-- What the task asks --
Look below for the line containing "Output a JSON", then write out that line and every line after it to the end, exactly, minus the pictures.

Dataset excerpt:
============

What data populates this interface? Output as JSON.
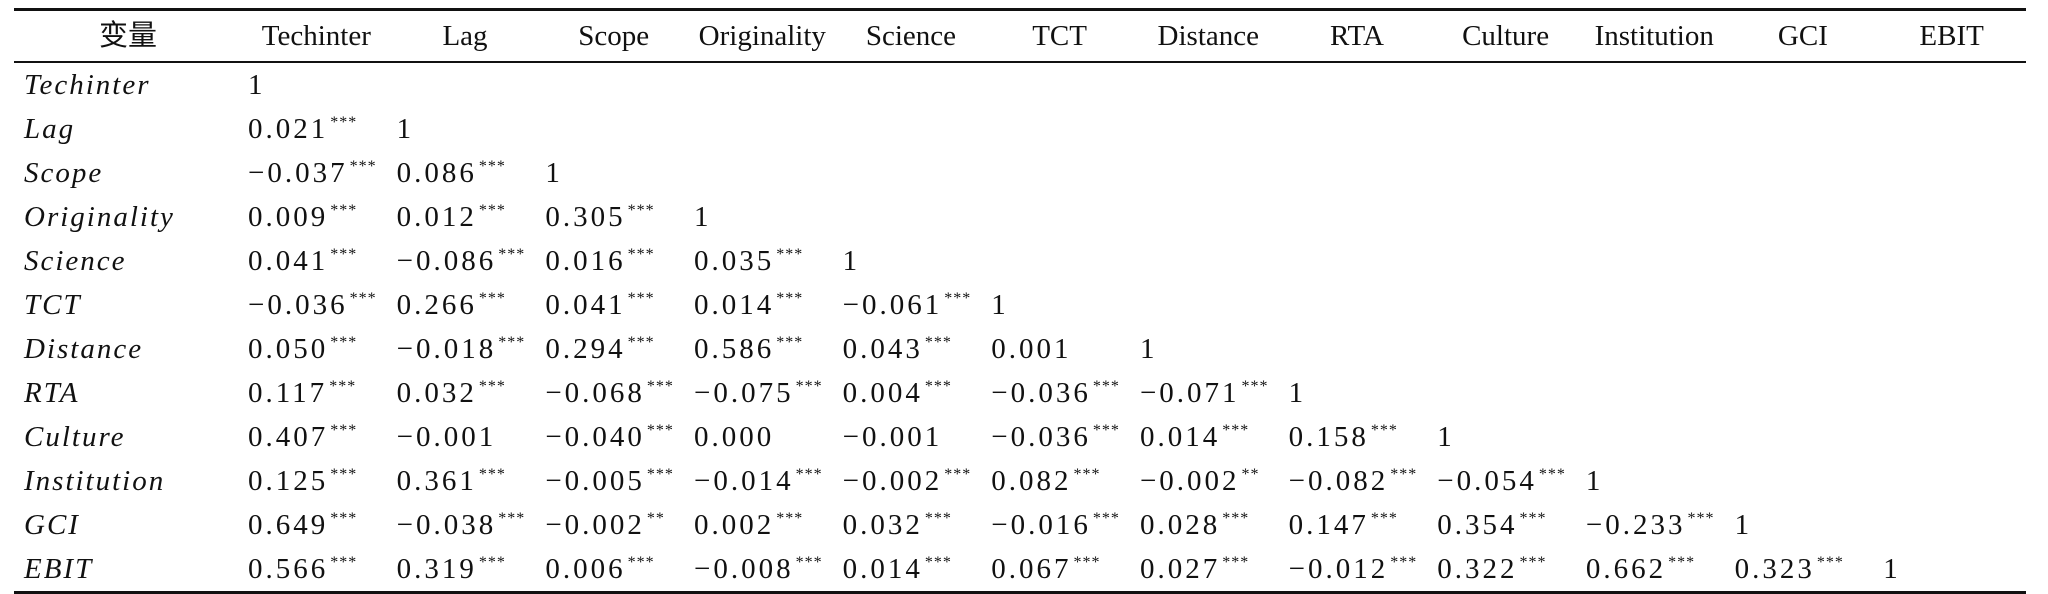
{
  "table": {
    "headers": [
      "变量",
      "Techinter",
      "Lag",
      "Scope",
      "Originality",
      "Science",
      "TCT",
      "Distance",
      "RTA",
      "Culture",
      "Institution",
      "GCI",
      "EBIT"
    ],
    "rows": [
      {
        "label": "Techinter",
        "cells": [
          {
            "v": "1",
            "s": ""
          }
        ]
      },
      {
        "label": "Lag",
        "cells": [
          {
            "v": "0.021",
            "s": "***"
          },
          {
            "v": "1",
            "s": ""
          }
        ]
      },
      {
        "label": "Scope",
        "cells": [
          {
            "v": "−0.037",
            "s": "***"
          },
          {
            "v": "0.086",
            "s": "***"
          },
          {
            "v": "1",
            "s": ""
          }
        ]
      },
      {
        "label": "Originality",
        "cells": [
          {
            "v": "0.009",
            "s": "***"
          },
          {
            "v": "0.012",
            "s": "***"
          },
          {
            "v": "0.305",
            "s": "***"
          },
          {
            "v": "1",
            "s": ""
          }
        ]
      },
      {
        "label": "Science",
        "cells": [
          {
            "v": "0.041",
            "s": "***"
          },
          {
            "v": "−0.086",
            "s": "***"
          },
          {
            "v": "0.016",
            "s": "***"
          },
          {
            "v": "0.035",
            "s": "***"
          },
          {
            "v": "1",
            "s": ""
          }
        ]
      },
      {
        "label": "TCT",
        "cells": [
          {
            "v": "−0.036",
            "s": "***"
          },
          {
            "v": "0.266",
            "s": "***"
          },
          {
            "v": "0.041",
            "s": "***"
          },
          {
            "v": "0.014",
            "s": "***"
          },
          {
            "v": "−0.061",
            "s": "***"
          },
          {
            "v": "1",
            "s": ""
          }
        ]
      },
      {
        "label": "Distance",
        "cells": [
          {
            "v": "0.050",
            "s": "***"
          },
          {
            "v": "−0.018",
            "s": "***"
          },
          {
            "v": "0.294",
            "s": "***"
          },
          {
            "v": "0.586",
            "s": "***"
          },
          {
            "v": "0.043",
            "s": "***"
          },
          {
            "v": "0.001",
            "s": ""
          },
          {
            "v": "1",
            "s": ""
          }
        ]
      },
      {
        "label": "RTA",
        "cells": [
          {
            "v": "0.117",
            "s": "***"
          },
          {
            "v": "0.032",
            "s": "***"
          },
          {
            "v": "−0.068",
            "s": "***"
          },
          {
            "v": "−0.075",
            "s": "***"
          },
          {
            "v": "0.004",
            "s": "***"
          },
          {
            "v": "−0.036",
            "s": "***"
          },
          {
            "v": "−0.071",
            "s": "***"
          },
          {
            "v": "1",
            "s": ""
          }
        ]
      },
      {
        "label": "Culture",
        "cells": [
          {
            "v": "0.407",
            "s": "***"
          },
          {
            "v": "−0.001",
            "s": ""
          },
          {
            "v": "−0.040",
            "s": "***"
          },
          {
            "v": "0.000",
            "s": ""
          },
          {
            "v": "−0.001",
            "s": ""
          },
          {
            "v": "−0.036",
            "s": "***"
          },
          {
            "v": "0.014",
            "s": "***"
          },
          {
            "v": "0.158",
            "s": "***"
          },
          {
            "v": "1",
            "s": ""
          }
        ]
      },
      {
        "label": "Institution",
        "cells": [
          {
            "v": "0.125",
            "s": "***"
          },
          {
            "v": "0.361",
            "s": "***"
          },
          {
            "v": "−0.005",
            "s": "***"
          },
          {
            "v": "−0.014",
            "s": "***"
          },
          {
            "v": "−0.002",
            "s": "***"
          },
          {
            "v": "0.082",
            "s": "***"
          },
          {
            "v": "−0.002",
            "s": "**"
          },
          {
            "v": "−0.082",
            "s": "***"
          },
          {
            "v": "−0.054",
            "s": "***"
          },
          {
            "v": "1",
            "s": ""
          }
        ]
      },
      {
        "label": "GCI",
        "cells": [
          {
            "v": "0.649",
            "s": "***"
          },
          {
            "v": "−0.038",
            "s": "***"
          },
          {
            "v": "−0.002",
            "s": "**"
          },
          {
            "v": "0.002",
            "s": "***"
          },
          {
            "v": "0.032",
            "s": "***"
          },
          {
            "v": "−0.016",
            "s": "***"
          },
          {
            "v": "0.028",
            "s": "***"
          },
          {
            "v": "0.147",
            "s": "***"
          },
          {
            "v": "0.354",
            "s": "***"
          },
          {
            "v": "−0.233",
            "s": "***"
          },
          {
            "v": "1",
            "s": ""
          }
        ]
      },
      {
        "label": "EBIT",
        "cells": [
          {
            "v": "0.566",
            "s": "***"
          },
          {
            "v": "0.319",
            "s": "***"
          },
          {
            "v": "0.006",
            "s": "***"
          },
          {
            "v": "−0.008",
            "s": "***"
          },
          {
            "v": "0.014",
            "s": "***"
          },
          {
            "v": "0.067",
            "s": "***"
          },
          {
            "v": "0.027",
            "s": "***"
          },
          {
            "v": "−0.012",
            "s": "***"
          },
          {
            "v": "0.322",
            "s": "***"
          },
          {
            "v": "0.662",
            "s": "***"
          },
          {
            "v": "0.323",
            "s": "***"
          },
          {
            "v": "1",
            "s": ""
          }
        ]
      }
    ]
  }
}
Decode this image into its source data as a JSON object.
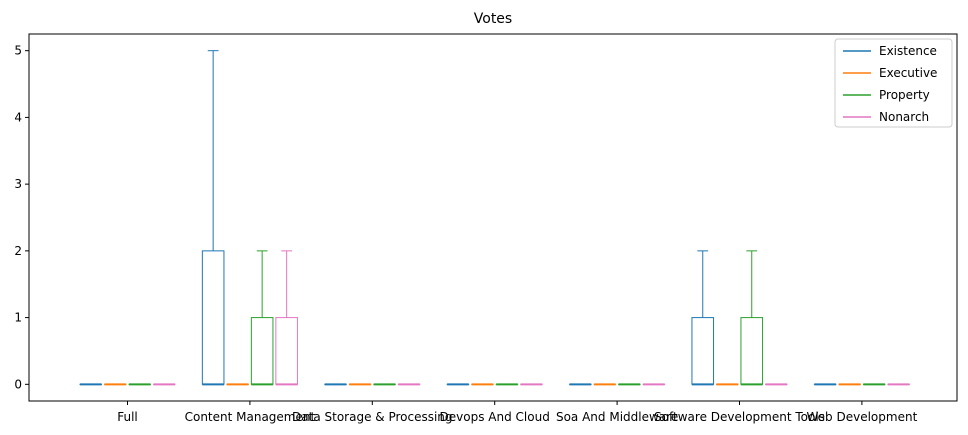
{
  "chart_data": {
    "type": "box",
    "title": "Votes",
    "xlabel": "",
    "ylabel": "",
    "ylim": [
      -0.25,
      5.25
    ],
    "yticks": [
      0,
      1,
      2,
      3,
      4,
      5
    ],
    "grid": false,
    "legend_position": "top-right",
    "categories": [
      "Full",
      "Content Management",
      "Data Storage & Processing",
      "Devops And Cloud",
      "Soa And Middleware",
      "Software Development Tools",
      "Web Development"
    ],
    "series": [
      {
        "name": "Existence",
        "color": "#1f77b4",
        "boxes": [
          {
            "min": 0,
            "q1": 0,
            "median": 0,
            "q3": 0,
            "max": 0
          },
          {
            "min": 0,
            "q1": 0,
            "median": 0,
            "q3": 2,
            "max": 5
          },
          {
            "min": 0,
            "q1": 0,
            "median": 0,
            "q3": 0,
            "max": 0
          },
          {
            "min": 0,
            "q1": 0,
            "median": 0,
            "q3": 0,
            "max": 0
          },
          {
            "min": 0,
            "q1": 0,
            "median": 0,
            "q3": 0,
            "max": 0
          },
          {
            "min": 0,
            "q1": 0,
            "median": 0,
            "q3": 1,
            "max": 2
          },
          {
            "min": 0,
            "q1": 0,
            "median": 0,
            "q3": 0,
            "max": 0
          }
        ]
      },
      {
        "name": "Executive",
        "color": "#ff7f0e",
        "boxes": [
          {
            "min": 0,
            "q1": 0,
            "median": 0,
            "q3": 0,
            "max": 0
          },
          {
            "min": 0,
            "q1": 0,
            "median": 0,
            "q3": 0,
            "max": 0
          },
          {
            "min": 0,
            "q1": 0,
            "median": 0,
            "q3": 0,
            "max": 0
          },
          {
            "min": 0,
            "q1": 0,
            "median": 0,
            "q3": 0,
            "max": 0
          },
          {
            "min": 0,
            "q1": 0,
            "median": 0,
            "q3": 0,
            "max": 0
          },
          {
            "min": 0,
            "q1": 0,
            "median": 0,
            "q3": 0,
            "max": 0
          },
          {
            "min": 0,
            "q1": 0,
            "median": 0,
            "q3": 0,
            "max": 0
          }
        ]
      },
      {
        "name": "Property",
        "color": "#2ca02c",
        "boxes": [
          {
            "min": 0,
            "q1": 0,
            "median": 0,
            "q3": 0,
            "max": 0
          },
          {
            "min": 0,
            "q1": 0,
            "median": 0,
            "q3": 1,
            "max": 2
          },
          {
            "min": 0,
            "q1": 0,
            "median": 0,
            "q3": 0,
            "max": 0
          },
          {
            "min": 0,
            "q1": 0,
            "median": 0,
            "q3": 0,
            "max": 0
          },
          {
            "min": 0,
            "q1": 0,
            "median": 0,
            "q3": 0,
            "max": 0
          },
          {
            "min": 0,
            "q1": 0,
            "median": 0,
            "q3": 1,
            "max": 2
          },
          {
            "min": 0,
            "q1": 0,
            "median": 0,
            "q3": 0,
            "max": 0
          }
        ]
      },
      {
        "name": "Nonarch",
        "color": "#e377c2",
        "boxes": [
          {
            "min": 0,
            "q1": 0,
            "median": 0,
            "q3": 0,
            "max": 0
          },
          {
            "min": 0,
            "q1": 0,
            "median": 0,
            "q3": 1,
            "max": 2
          },
          {
            "min": 0,
            "q1": 0,
            "median": 0,
            "q3": 0,
            "max": 0
          },
          {
            "min": 0,
            "q1": 0,
            "median": 0,
            "q3": 0,
            "max": 0
          },
          {
            "min": 0,
            "q1": 0,
            "median": 0,
            "q3": 0,
            "max": 0
          },
          {
            "min": 0,
            "q1": 0,
            "median": 0,
            "q3": 0,
            "max": 0
          },
          {
            "min": 0,
            "q1": 0,
            "median": 0,
            "q3": 0,
            "max": 0
          }
        ]
      }
    ]
  }
}
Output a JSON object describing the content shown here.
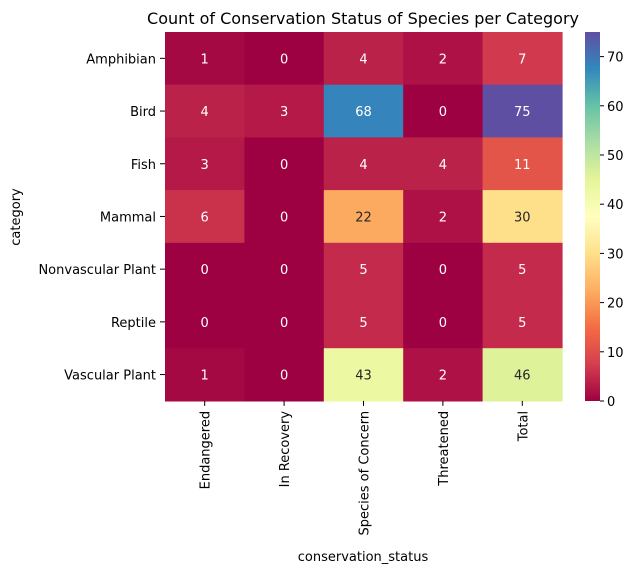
{
  "chart_data": {
    "type": "heatmap",
    "title": "Count of Conservation Status of Species per Category",
    "xlabel": "conservation_status",
    "ylabel": "category",
    "x_categories": [
      "Endangered",
      "In Recovery",
      "Species of Concern",
      "Threatened",
      "Total"
    ],
    "y_categories": [
      "Amphibian",
      "Bird",
      "Fish",
      "Mammal",
      "Nonvascular Plant",
      "Reptile",
      "Vascular Plant"
    ],
    "values": [
      [
        1,
        0,
        4,
        2,
        7
      ],
      [
        4,
        3,
        68,
        0,
        75
      ],
      [
        3,
        0,
        4,
        4,
        11
      ],
      [
        6,
        0,
        22,
        2,
        30
      ],
      [
        0,
        0,
        5,
        0,
        5
      ],
      [
        0,
        0,
        5,
        0,
        5
      ],
      [
        1,
        0,
        43,
        2,
        46
      ]
    ],
    "colormap": "Spectral",
    "value_range": [
      0,
      75
    ],
    "colorbar_ticks": [
      0,
      10,
      20,
      30,
      40,
      50,
      60,
      70
    ],
    "colors": {
      "low": "#9e0142",
      "high": "#5e4fa2",
      "text_light": "#ffffff",
      "text_dark": "#262626"
    }
  }
}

============

-- Full answer --
Output a JSON object describing the content shown here.
{
  "chart_data": {
    "type": "heatmap",
    "title": "Count of Conservation Status of Species per Category",
    "xlabel": "conservation_status",
    "ylabel": "category",
    "x_categories": [
      "Endangered",
      "In Recovery",
      "Species of Concern",
      "Threatened",
      "Total"
    ],
    "y_categories": [
      "Amphibian",
      "Bird",
      "Fish",
      "Mammal",
      "Nonvascular Plant",
      "Reptile",
      "Vascular Plant"
    ],
    "values": [
      [
        1,
        0,
        4,
        2,
        7
      ],
      [
        4,
        3,
        68,
        0,
        75
      ],
      [
        3,
        0,
        4,
        4,
        11
      ],
      [
        6,
        0,
        22,
        2,
        30
      ],
      [
        0,
        0,
        5,
        0,
        5
      ],
      [
        0,
        0,
        5,
        0,
        5
      ],
      [
        1,
        0,
        43,
        2,
        46
      ]
    ],
    "colormap": "Spectral",
    "value_range": [
      0,
      75
    ],
    "colorbar_ticks": [
      0,
      10,
      20,
      30,
      40,
      50,
      60,
      70
    ],
    "colors": {
      "low": "#9e0142",
      "high": "#5e4fa2",
      "text_light": "#ffffff",
      "text_dark": "#262626"
    }
  }
}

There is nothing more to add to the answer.